**PROBLEMS AND TASKS:**
a – Answer these questions using the text on the arc length of the curve C:
(i) Over what interval of t is the curve C defined?
(ii) What volume of the solid of revolution is given as a bonus?
(iii) What derivative of csct does the text say follows from the quotient rule?
b – From the text on the arc length of the curve C, write out the passage starting with "Volume of solid" and going on through "(-csctcott+csc^2t)/(csct-cott) and dy/dt=cost.".
c – Extend the text on the arc length of the curve C from the point where it stops.
* START TEXT TO READ *
1) What is the arc length of C? 2) The surface of revolution on the x axis?

c: x= cost + ln(csct-cot t), y=sint (pi/6 <= t <= pi/3 )

1 Answer
Jun 7, 2018

Arc length: log(sqrt3)
Surface area of revolution: pi(sqrt(3)-1)
Bonus...
Volume of solid of revolution: pi/24[3sqrt(3)-1]

Explanation:

Arc length

The arc length of a curve given parametrically is
s=int_(t_1)^(t_2) sqrt((dx/dt)^2+(dy/dt)^2) dt
Derivation here: http://tutorial.math.lamar.edu/Classes/CalcII/ParaArcLength.aspx

In our case, x=cost+ln(csct-cott), y=sint, so dx/dt=-sint+ (-csctcott+csc^2t)/(csct-cott) and dy/dt=cost.
Use the quotient rule and the definitions of csc and cot in terms of sin and cos to deduce that d/dt csct=-csctcott and d/dtcott=-csc^2t.

The expression for dx/dt simplifies substantially:
dx/dt=-sint+ (csc^2t-csctcott)/(csct-cott)
dx/dt=-sint+csct(csct-cott)/(csct-cott)
* END TEXT TO READ *
* START DATA SECTION *
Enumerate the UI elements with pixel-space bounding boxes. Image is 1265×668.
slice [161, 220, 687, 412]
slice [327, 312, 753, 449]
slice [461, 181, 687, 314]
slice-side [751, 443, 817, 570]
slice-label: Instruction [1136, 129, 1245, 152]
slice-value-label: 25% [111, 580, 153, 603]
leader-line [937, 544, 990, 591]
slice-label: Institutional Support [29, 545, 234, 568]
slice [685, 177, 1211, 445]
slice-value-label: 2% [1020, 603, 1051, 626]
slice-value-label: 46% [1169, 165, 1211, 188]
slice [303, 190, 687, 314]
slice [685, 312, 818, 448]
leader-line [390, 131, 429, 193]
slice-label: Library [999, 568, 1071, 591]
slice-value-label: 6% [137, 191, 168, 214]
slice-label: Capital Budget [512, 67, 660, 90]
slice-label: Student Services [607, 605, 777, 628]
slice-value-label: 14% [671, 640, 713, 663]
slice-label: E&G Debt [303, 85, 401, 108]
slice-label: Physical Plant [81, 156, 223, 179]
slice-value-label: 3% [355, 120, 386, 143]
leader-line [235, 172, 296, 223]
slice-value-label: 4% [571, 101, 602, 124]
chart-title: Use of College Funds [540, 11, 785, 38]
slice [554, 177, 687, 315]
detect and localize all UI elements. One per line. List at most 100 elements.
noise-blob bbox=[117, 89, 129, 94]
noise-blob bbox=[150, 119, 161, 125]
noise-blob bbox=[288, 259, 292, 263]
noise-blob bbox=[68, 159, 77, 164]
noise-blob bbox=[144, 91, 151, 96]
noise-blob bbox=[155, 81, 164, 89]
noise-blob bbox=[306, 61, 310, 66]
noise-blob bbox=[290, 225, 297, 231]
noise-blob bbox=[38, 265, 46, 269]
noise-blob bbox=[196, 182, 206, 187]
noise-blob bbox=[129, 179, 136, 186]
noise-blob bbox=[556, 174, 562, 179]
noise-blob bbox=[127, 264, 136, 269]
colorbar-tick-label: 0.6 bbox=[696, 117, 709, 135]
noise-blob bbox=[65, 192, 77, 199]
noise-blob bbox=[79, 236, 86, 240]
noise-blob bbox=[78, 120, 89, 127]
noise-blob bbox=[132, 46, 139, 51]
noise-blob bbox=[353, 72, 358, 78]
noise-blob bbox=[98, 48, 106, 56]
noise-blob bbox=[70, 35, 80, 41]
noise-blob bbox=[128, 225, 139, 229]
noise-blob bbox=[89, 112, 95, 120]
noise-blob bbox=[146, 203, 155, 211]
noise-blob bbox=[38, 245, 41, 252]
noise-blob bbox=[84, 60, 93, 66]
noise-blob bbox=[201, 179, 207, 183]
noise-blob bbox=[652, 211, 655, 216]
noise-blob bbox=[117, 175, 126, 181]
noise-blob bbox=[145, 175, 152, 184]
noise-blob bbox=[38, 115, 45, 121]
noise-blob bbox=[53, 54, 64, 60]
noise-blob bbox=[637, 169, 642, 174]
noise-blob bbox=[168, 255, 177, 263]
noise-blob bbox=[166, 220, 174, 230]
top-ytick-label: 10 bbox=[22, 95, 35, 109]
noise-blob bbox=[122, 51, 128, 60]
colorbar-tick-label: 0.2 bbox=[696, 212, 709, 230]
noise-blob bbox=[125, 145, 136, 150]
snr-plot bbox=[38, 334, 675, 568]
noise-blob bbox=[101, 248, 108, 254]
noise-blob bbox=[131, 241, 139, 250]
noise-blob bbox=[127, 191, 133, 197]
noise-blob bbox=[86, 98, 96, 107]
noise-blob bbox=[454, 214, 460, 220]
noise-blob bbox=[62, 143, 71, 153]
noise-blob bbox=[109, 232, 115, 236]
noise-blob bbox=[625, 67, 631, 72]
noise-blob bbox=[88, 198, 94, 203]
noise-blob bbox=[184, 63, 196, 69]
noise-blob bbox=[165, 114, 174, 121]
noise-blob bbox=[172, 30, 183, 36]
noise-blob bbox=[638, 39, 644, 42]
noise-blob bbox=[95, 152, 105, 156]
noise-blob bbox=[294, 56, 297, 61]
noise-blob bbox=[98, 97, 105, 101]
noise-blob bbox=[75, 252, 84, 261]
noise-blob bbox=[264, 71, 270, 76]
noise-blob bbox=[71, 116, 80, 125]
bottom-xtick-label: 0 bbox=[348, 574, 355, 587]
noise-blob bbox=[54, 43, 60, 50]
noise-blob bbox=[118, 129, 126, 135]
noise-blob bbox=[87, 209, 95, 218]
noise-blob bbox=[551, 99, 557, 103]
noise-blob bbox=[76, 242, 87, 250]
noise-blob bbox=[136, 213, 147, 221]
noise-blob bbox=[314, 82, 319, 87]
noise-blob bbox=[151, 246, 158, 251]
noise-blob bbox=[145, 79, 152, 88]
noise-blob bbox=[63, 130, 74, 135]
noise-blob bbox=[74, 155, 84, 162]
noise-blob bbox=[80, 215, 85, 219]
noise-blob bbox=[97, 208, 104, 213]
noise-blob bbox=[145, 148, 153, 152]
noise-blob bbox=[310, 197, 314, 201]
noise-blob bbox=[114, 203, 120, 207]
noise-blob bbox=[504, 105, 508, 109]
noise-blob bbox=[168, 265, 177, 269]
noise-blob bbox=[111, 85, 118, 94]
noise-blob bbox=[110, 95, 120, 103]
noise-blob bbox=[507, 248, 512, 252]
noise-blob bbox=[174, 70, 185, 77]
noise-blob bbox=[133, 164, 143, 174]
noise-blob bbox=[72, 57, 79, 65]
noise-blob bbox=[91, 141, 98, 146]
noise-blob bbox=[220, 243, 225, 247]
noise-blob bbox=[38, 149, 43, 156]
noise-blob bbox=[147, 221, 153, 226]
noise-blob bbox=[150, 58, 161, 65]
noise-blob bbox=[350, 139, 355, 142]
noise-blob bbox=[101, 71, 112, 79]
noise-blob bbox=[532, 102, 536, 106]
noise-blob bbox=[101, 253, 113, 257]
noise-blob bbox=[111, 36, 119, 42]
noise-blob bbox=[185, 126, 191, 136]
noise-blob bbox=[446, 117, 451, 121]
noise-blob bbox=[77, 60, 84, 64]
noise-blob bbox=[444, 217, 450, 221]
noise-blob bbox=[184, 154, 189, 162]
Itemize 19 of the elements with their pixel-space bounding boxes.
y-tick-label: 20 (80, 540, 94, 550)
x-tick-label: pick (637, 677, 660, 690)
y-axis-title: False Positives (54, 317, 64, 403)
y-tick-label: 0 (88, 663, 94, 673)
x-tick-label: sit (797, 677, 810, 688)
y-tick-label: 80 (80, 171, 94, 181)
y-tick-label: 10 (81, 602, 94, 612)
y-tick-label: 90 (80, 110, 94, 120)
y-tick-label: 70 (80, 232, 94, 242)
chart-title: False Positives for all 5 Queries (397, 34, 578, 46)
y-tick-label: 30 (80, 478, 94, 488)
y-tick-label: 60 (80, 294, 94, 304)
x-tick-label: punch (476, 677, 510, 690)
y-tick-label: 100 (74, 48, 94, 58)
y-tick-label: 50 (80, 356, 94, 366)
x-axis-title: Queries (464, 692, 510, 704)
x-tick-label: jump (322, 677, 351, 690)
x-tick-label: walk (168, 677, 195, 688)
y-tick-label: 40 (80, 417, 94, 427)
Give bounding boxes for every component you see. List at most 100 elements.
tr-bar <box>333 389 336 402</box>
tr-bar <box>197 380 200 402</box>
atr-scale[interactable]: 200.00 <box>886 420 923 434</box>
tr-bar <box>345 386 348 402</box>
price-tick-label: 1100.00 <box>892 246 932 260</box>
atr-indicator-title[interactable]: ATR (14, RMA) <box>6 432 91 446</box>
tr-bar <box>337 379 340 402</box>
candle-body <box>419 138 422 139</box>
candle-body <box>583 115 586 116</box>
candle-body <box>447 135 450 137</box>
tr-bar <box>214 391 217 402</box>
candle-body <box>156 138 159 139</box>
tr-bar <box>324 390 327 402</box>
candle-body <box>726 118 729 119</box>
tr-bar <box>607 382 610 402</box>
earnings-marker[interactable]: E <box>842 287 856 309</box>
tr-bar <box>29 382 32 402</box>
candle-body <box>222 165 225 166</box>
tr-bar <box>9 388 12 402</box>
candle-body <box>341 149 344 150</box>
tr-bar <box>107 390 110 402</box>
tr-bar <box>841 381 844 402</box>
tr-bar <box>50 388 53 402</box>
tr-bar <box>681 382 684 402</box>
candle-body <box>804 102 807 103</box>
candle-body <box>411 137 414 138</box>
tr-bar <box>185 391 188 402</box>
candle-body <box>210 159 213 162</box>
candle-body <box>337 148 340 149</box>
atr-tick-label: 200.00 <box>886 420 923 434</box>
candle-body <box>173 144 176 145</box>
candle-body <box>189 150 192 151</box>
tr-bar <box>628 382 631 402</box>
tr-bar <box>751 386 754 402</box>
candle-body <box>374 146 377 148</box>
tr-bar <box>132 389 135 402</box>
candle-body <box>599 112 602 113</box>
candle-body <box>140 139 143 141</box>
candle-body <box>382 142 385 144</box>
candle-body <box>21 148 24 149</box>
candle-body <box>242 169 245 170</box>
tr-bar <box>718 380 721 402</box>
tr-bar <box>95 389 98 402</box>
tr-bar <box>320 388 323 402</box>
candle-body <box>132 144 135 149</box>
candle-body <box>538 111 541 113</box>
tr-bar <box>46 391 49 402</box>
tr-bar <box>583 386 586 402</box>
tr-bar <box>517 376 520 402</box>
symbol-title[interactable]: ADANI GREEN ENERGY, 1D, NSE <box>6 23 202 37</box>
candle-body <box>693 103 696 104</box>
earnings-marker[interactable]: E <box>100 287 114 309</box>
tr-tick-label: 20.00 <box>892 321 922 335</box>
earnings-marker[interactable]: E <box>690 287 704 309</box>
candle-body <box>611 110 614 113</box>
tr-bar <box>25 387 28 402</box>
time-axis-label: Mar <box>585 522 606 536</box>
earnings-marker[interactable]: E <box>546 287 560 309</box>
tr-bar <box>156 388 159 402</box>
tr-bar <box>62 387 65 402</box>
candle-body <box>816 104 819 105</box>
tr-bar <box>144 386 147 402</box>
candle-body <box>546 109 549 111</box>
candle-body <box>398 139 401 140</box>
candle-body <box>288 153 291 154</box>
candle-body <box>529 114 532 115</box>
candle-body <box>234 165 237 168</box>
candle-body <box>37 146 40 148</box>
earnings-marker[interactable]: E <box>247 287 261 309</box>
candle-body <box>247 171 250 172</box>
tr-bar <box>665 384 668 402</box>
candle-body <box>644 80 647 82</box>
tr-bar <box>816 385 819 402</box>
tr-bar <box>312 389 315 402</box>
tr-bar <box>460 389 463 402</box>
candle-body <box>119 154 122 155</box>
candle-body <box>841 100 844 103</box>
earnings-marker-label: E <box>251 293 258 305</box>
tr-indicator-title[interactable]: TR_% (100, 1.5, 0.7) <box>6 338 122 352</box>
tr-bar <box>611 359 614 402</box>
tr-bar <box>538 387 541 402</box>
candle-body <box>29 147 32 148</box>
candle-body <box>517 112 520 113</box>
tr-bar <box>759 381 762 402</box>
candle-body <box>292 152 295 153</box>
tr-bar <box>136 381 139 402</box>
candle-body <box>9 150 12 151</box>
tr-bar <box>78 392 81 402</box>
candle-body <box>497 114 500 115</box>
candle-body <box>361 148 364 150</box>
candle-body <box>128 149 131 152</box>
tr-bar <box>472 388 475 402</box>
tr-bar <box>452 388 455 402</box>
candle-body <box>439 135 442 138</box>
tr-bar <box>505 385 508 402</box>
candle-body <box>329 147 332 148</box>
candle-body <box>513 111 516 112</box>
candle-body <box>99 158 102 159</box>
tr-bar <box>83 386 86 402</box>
* END DATA SECTION *
**EXERCISE ANSWERS:**
a –
(i) pi/6 <= t <= pi/3
(ii) pi/24[3sqrt(3)-1]
(iii) d/dt csct=-csctcott

b –
Volume of solid of revolution: pi/24[3sqrt(3)-1]

Explanation:

Arc length

The arc length of a curve given parametrically is
s=int_(t_1)^(t_2) sqrt((dx/dt)^2+(dy/dt)^2) dt
Derivation here: http://tutorial.math.lamar.edu/Classes/CalcII/ParaArcLength.aspx

In our case, x=cost+ln(csct-cott), y=sint, so dx/dt=-sint+ (-csctcott+csc^2t)/(csct-cott) and dy/dt=cost.

c –
dx/dt=-sint+csct

So arc length s=int_(pi/6)^(pi/3)sqrt((-sint+csct)^2+(cost)^2)dt
Multiply out within the square root:
s=int_(pi/6)^(pi/3)sqrt(sin^2t-2+csc^2t+cos^2t)dt
Recall the identity sin^2t+cos^2t=1
s=int_(pi/6)^(pi/3)sqrt(-1+csc^2t)dt
Recall also the similar identity cot^2t=-1+csc^2t, obtained by dividing through the above identity by sin^2t
s=int_(pi/6)^(pi/3)sqrt(cot^2t)dt
s=int_(pi/6)^(pi/3)cottdt

To integrate cot, recall its definition as cott=cost/sint and notice that the numerator is the derivative of the denominator. So
int cott dt=log|sint|+C, the natural logarithm. Thus

s=[log|sint|]_(pi/6)^(pi/3)

Note that evaluation of integrals of a logarithm is only valid when both limits are on the same half of the logarithm curve, i.e. if the point that the log blows up to minus infinity at is not between the two points. Happily, this is the case here; both limits are the same side of the vertical asymptote at x=0.

s=log(sqrt3/2)-log(1/2)
Recall that by definition log(A/B)=logA-logB
s=log((sqrt3/2)/(1/2))
s=log(sqrt3)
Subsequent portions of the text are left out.